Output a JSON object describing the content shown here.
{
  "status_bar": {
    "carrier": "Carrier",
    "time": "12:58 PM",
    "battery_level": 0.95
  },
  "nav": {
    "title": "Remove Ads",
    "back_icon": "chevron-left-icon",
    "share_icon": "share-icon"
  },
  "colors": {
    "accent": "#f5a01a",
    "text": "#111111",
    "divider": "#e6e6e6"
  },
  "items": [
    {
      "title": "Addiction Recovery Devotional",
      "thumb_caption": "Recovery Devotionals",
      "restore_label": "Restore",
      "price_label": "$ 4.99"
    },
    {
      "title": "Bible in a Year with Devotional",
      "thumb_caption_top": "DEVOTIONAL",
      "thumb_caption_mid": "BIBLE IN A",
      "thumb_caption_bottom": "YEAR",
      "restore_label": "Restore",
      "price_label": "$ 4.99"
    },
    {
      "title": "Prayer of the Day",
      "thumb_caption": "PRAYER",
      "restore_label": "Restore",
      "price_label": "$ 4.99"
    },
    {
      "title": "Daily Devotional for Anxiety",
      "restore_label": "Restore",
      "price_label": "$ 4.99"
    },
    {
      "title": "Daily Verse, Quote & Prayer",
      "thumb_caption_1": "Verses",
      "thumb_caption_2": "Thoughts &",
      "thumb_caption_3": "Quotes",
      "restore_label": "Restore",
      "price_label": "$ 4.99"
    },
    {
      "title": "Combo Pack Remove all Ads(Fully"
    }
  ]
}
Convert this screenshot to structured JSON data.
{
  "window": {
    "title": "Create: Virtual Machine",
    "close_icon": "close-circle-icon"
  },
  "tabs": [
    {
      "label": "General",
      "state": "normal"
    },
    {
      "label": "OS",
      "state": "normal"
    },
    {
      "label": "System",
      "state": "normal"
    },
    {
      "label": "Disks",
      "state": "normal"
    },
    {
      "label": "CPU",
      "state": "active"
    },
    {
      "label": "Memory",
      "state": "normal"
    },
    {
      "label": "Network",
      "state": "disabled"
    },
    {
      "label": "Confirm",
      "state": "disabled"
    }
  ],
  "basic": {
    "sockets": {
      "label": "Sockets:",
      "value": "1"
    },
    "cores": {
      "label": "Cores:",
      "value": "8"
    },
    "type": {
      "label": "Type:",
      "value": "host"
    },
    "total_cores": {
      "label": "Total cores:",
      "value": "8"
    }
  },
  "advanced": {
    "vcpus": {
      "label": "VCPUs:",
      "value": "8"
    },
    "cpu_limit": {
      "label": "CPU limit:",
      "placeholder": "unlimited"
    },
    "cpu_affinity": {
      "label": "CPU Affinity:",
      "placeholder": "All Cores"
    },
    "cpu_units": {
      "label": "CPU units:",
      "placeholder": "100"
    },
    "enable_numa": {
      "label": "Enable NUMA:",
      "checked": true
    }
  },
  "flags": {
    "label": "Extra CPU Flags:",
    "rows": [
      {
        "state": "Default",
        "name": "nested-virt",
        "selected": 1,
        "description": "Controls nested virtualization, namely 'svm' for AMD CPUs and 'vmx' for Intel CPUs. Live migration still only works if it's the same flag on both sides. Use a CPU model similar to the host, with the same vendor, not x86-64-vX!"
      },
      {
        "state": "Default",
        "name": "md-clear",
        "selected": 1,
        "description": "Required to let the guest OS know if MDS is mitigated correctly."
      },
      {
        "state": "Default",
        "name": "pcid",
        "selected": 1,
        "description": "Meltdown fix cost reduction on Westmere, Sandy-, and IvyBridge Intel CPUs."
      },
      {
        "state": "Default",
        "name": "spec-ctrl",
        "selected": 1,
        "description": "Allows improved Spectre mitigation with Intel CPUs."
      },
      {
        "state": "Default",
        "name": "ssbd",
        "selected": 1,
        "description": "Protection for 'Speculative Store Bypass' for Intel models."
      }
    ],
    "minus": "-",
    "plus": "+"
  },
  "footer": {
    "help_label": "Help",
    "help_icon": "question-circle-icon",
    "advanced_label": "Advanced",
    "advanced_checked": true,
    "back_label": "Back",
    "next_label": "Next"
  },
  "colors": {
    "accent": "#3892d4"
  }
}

════

TASK DESCRIPTION
Pull out each line containing the word "Remove" and copy it.

ANSWER TO THE TASK
    "title": "Remove Ads",
      "title": "Combo Pack Remove all Ads(Fully"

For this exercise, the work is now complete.